▶ **Task**
For this exercise, repeat all of the material verbatim apart from its images.
>> BEGIN Data
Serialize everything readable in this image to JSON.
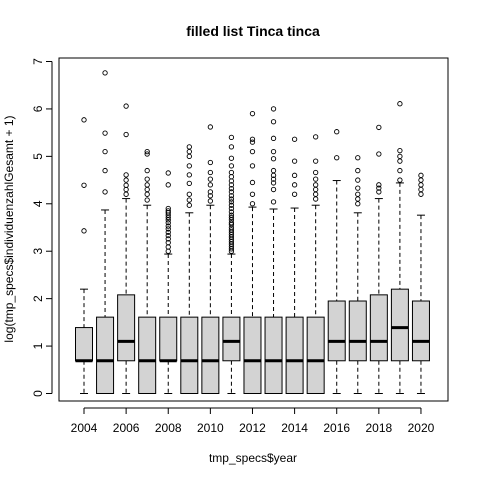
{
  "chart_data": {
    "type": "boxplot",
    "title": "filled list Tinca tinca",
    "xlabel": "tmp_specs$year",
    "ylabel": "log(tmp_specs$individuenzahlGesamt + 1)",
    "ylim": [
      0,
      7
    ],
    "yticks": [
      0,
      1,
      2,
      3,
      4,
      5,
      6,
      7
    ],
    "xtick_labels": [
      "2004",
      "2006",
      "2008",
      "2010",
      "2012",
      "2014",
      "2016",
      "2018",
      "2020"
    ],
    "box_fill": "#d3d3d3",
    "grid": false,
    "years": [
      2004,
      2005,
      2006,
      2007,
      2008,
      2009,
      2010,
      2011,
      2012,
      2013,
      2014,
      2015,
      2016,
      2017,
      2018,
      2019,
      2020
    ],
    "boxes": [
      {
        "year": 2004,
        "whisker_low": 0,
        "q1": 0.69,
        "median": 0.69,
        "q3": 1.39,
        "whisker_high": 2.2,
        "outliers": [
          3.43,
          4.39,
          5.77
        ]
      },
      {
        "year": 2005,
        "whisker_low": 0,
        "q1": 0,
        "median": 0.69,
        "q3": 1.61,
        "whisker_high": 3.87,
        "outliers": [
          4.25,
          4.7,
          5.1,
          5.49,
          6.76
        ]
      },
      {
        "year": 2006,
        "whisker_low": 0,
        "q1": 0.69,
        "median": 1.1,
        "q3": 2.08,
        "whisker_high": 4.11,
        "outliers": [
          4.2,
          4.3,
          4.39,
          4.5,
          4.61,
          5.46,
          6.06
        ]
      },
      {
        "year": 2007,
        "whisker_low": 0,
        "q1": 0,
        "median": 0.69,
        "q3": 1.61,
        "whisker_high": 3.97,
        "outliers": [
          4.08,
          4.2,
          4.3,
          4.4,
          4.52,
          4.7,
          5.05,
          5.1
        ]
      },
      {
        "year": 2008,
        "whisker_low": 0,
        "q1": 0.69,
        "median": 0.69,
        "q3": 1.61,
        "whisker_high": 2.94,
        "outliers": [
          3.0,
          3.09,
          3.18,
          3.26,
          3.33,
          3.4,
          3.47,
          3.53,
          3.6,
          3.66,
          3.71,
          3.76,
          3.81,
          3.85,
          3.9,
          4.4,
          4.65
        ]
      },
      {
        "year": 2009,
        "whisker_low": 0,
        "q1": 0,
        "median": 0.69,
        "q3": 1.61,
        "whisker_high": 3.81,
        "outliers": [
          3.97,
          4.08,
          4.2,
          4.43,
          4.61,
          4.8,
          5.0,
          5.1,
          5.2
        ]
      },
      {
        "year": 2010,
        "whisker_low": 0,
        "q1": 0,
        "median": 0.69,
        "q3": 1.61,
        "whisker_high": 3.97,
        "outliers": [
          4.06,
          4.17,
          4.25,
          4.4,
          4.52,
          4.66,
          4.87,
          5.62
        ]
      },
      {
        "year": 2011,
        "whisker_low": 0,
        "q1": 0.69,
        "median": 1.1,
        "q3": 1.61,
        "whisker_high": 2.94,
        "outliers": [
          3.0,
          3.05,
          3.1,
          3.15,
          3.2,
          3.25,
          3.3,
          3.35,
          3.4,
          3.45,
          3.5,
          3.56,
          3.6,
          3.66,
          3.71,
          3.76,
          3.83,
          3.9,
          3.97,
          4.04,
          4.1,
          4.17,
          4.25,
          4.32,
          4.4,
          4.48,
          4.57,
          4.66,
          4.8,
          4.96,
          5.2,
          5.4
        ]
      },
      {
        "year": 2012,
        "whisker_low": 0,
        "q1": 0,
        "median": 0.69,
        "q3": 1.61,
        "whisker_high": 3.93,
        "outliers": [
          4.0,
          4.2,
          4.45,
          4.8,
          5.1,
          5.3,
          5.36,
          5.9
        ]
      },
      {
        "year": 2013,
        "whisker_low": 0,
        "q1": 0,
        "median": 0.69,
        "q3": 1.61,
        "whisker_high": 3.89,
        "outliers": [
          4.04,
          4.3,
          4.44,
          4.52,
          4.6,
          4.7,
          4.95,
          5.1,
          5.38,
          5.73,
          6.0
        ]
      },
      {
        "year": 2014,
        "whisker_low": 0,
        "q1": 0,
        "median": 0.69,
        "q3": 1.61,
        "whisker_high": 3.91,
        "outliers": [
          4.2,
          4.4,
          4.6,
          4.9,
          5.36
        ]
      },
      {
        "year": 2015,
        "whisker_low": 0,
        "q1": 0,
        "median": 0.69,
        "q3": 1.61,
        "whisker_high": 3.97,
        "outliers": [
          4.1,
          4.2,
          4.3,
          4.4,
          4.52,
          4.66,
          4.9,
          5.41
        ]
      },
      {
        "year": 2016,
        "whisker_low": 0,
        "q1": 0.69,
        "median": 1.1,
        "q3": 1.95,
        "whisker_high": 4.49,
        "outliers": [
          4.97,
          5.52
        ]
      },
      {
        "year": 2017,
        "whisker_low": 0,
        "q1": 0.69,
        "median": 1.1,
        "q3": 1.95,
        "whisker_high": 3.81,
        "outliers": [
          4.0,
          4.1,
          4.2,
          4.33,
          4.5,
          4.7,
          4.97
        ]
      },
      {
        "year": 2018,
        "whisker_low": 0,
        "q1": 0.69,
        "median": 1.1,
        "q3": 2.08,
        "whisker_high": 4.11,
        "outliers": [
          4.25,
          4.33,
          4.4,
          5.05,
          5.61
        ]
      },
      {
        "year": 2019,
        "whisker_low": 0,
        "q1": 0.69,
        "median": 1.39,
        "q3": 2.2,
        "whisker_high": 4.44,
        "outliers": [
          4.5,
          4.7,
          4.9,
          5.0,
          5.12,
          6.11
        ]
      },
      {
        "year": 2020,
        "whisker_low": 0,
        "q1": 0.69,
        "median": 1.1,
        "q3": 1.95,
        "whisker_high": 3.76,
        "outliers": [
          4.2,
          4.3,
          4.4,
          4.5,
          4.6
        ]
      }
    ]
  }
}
>> END Data
▶ **Exercise response**
Serialize everything readable in this image to JSON.
{
  "chart_data": {
    "type": "boxplot",
    "title": "filled list Tinca tinca",
    "xlabel": "tmp_specs$year",
    "ylabel": "log(tmp_specs$individuenzahlGesamt + 1)",
    "ylim": [
      0,
      7
    ],
    "yticks": [
      0,
      1,
      2,
      3,
      4,
      5,
      6,
      7
    ],
    "xtick_labels": [
      "2004",
      "2006",
      "2008",
      "2010",
      "2012",
      "2014",
      "2016",
      "2018",
      "2020"
    ],
    "box_fill": "#d3d3d3",
    "grid": false,
    "years": [
      2004,
      2005,
      2006,
      2007,
      2008,
      2009,
      2010,
      2011,
      2012,
      2013,
      2014,
      2015,
      2016,
      2017,
      2018,
      2019,
      2020
    ],
    "boxes": [
      {
        "year": 2004,
        "whisker_low": 0,
        "q1": 0.69,
        "median": 0.69,
        "q3": 1.39,
        "whisker_high": 2.2,
        "outliers": [
          3.43,
          4.39,
          5.77
        ]
      },
      {
        "year": 2005,
        "whisker_low": 0,
        "q1": 0,
        "median": 0.69,
        "q3": 1.61,
        "whisker_high": 3.87,
        "outliers": [
          4.25,
          4.7,
          5.1,
          5.49,
          6.76
        ]
      },
      {
        "year": 2006,
        "whisker_low": 0,
        "q1": 0.69,
        "median": 1.1,
        "q3": 2.08,
        "whisker_high": 4.11,
        "outliers": [
          4.2,
          4.3,
          4.39,
          4.5,
          4.61,
          5.46,
          6.06
        ]
      },
      {
        "year": 2007,
        "whisker_low": 0,
        "q1": 0,
        "median": 0.69,
        "q3": 1.61,
        "whisker_high": 3.97,
        "outliers": [
          4.08,
          4.2,
          4.3,
          4.4,
          4.52,
          4.7,
          5.05,
          5.1
        ]
      },
      {
        "year": 2008,
        "whisker_low": 0,
        "q1": 0.69,
        "median": 0.69,
        "q3": 1.61,
        "whisker_high": 2.94,
        "outliers": [
          3.0,
          3.09,
          3.18,
          3.26,
          3.33,
          3.4,
          3.47,
          3.53,
          3.6,
          3.66,
          3.71,
          3.76,
          3.81,
          3.85,
          3.9,
          4.4,
          4.65
        ]
      },
      {
        "year": 2009,
        "whisker_low": 0,
        "q1": 0,
        "median": 0.69,
        "q3": 1.61,
        "whisker_high": 3.81,
        "outliers": [
          3.97,
          4.08,
          4.2,
          4.43,
          4.61,
          4.8,
          5.0,
          5.1,
          5.2
        ]
      },
      {
        "year": 2010,
        "whisker_low": 0,
        "q1": 0,
        "median": 0.69,
        "q3": 1.61,
        "whisker_high": 3.97,
        "outliers": [
          4.06,
          4.17,
          4.25,
          4.4,
          4.52,
          4.66,
          4.87,
          5.62
        ]
      },
      {
        "year": 2011,
        "whisker_low": 0,
        "q1": 0.69,
        "median": 1.1,
        "q3": 1.61,
        "whisker_high": 2.94,
        "outliers": [
          3.0,
          3.05,
          3.1,
          3.15,
          3.2,
          3.25,
          3.3,
          3.35,
          3.4,
          3.45,
          3.5,
          3.56,
          3.6,
          3.66,
          3.71,
          3.76,
          3.83,
          3.9,
          3.97,
          4.04,
          4.1,
          4.17,
          4.25,
          4.32,
          4.4,
          4.48,
          4.57,
          4.66,
          4.8,
          4.96,
          5.2,
          5.4
        ]
      },
      {
        "year": 2012,
        "whisker_low": 0,
        "q1": 0,
        "median": 0.69,
        "q3": 1.61,
        "whisker_high": 3.93,
        "outliers": [
          4.0,
          4.2,
          4.45,
          4.8,
          5.1,
          5.3,
          5.36,
          5.9
        ]
      },
      {
        "year": 2013,
        "whisker_low": 0,
        "q1": 0,
        "median": 0.69,
        "q3": 1.61,
        "whisker_high": 3.89,
        "outliers": [
          4.04,
          4.3,
          4.44,
          4.52,
          4.6,
          4.7,
          4.95,
          5.1,
          5.38,
          5.73,
          6.0
        ]
      },
      {
        "year": 2014,
        "whisker_low": 0,
        "q1": 0,
        "median": 0.69,
        "q3": 1.61,
        "whisker_high": 3.91,
        "outliers": [
          4.2,
          4.4,
          4.6,
          4.9,
          5.36
        ]
      },
      {
        "year": 2015,
        "whisker_low": 0,
        "q1": 0,
        "median": 0.69,
        "q3": 1.61,
        "whisker_high": 3.97,
        "outliers": [
          4.1,
          4.2,
          4.3,
          4.4,
          4.52,
          4.66,
          4.9,
          5.41
        ]
      },
      {
        "year": 2016,
        "whisker_low": 0,
        "q1": 0.69,
        "median": 1.1,
        "q3": 1.95,
        "whisker_high": 4.49,
        "outliers": [
          4.97,
          5.52
        ]
      },
      {
        "year": 2017,
        "whisker_low": 0,
        "q1": 0.69,
        "median": 1.1,
        "q3": 1.95,
        "whisker_high": 3.81,
        "outliers": [
          4.0,
          4.1,
          4.2,
          4.33,
          4.5,
          4.7,
          4.97
        ]
      },
      {
        "year": 2018,
        "whisker_low": 0,
        "q1": 0.69,
        "median": 1.1,
        "q3": 2.08,
        "whisker_high": 4.11,
        "outliers": [
          4.25,
          4.33,
          4.4,
          5.05,
          5.61
        ]
      },
      {
        "year": 2019,
        "whisker_low": 0,
        "q1": 0.69,
        "median": 1.39,
        "q3": 2.2,
        "whisker_high": 4.44,
        "outliers": [
          4.5,
          4.7,
          4.9,
          5.0,
          5.12,
          6.11
        ]
      },
      {
        "year": 2020,
        "whisker_low": 0,
        "q1": 0.69,
        "median": 1.1,
        "q3": 1.95,
        "whisker_high": 3.76,
        "outliers": [
          4.2,
          4.3,
          4.4,
          4.5,
          4.6
        ]
      }
    ]
  }
}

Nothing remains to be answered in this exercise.